Retype all of the entries word for word.
•••
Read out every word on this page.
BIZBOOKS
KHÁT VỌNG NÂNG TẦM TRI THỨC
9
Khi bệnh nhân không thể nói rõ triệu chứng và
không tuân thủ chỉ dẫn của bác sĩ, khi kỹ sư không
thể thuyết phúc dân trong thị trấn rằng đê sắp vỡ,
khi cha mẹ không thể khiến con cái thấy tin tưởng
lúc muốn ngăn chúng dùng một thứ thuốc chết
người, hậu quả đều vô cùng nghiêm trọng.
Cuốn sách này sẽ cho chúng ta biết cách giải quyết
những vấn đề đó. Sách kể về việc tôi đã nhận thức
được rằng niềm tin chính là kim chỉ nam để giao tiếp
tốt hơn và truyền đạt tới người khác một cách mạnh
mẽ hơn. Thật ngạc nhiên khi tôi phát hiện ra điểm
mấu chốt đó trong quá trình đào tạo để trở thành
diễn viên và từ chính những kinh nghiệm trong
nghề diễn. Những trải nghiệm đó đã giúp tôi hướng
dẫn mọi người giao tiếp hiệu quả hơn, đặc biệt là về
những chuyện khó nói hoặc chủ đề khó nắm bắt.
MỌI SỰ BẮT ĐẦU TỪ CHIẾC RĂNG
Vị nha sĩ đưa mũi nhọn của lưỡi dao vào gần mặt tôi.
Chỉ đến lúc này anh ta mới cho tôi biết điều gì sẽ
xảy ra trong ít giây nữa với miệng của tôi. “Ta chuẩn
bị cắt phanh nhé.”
•••
Task result:
Read out every word on this page.
BIZBOOKS
KHÁT VỌNG NÂNG TẦM TRI THỨC
9
Khi bệnh nhân không thể nói rõ triệu chứng và
không tuân thủ chỉ dẫn của bác sĩ, khi kỹ sư không
thể thuyết phúc dân trong thị trấn rằng đê sắp vỡ,
khi cha mẹ không thể khiến con cái thấy tin tưởng
lúc muốn ngăn chúng dùng một thứ thuốc chết
người, hậu quả đều vô cùng nghiêm trọng.
Cuốn sách này sẽ cho chúng ta biết cách giải quyết
những vấn đề đó. Sách kể về việc tôi đã nhận thức
được rằng niềm tin chính là kim chỉ nam để giao tiếp
tốt hơn và truyền đạt tới người khác một cách mạnh
mẽ hơn. Thật ngạc nhiên khi tôi phát hiện ra điểm
mấu chốt đó trong quá trình đào tạo để trở thành
diễn viên và từ chính những kinh nghiệm trong
nghề diễn. Những trải nghiệm đó đã giúp tôi hướng
dẫn mọi người giao tiếp hiệu quả hơn, đặc biệt là về
những chuyện khó nói hoặc chủ đề khó nắm bắt.
MỌI SỰ BẮT ĐẦU TỪ CHIẾC RĂNG
Vị nha sĩ đưa mũi nhọn của lưỡi dao vào gần mặt tôi.
Chỉ đến lúc này anh ta mới cho tôi biết điều gì sẽ
xảy ra trong ít giây nữa với miệng của tôi. “Ta chuẩn
bị cắt phanh nhé.”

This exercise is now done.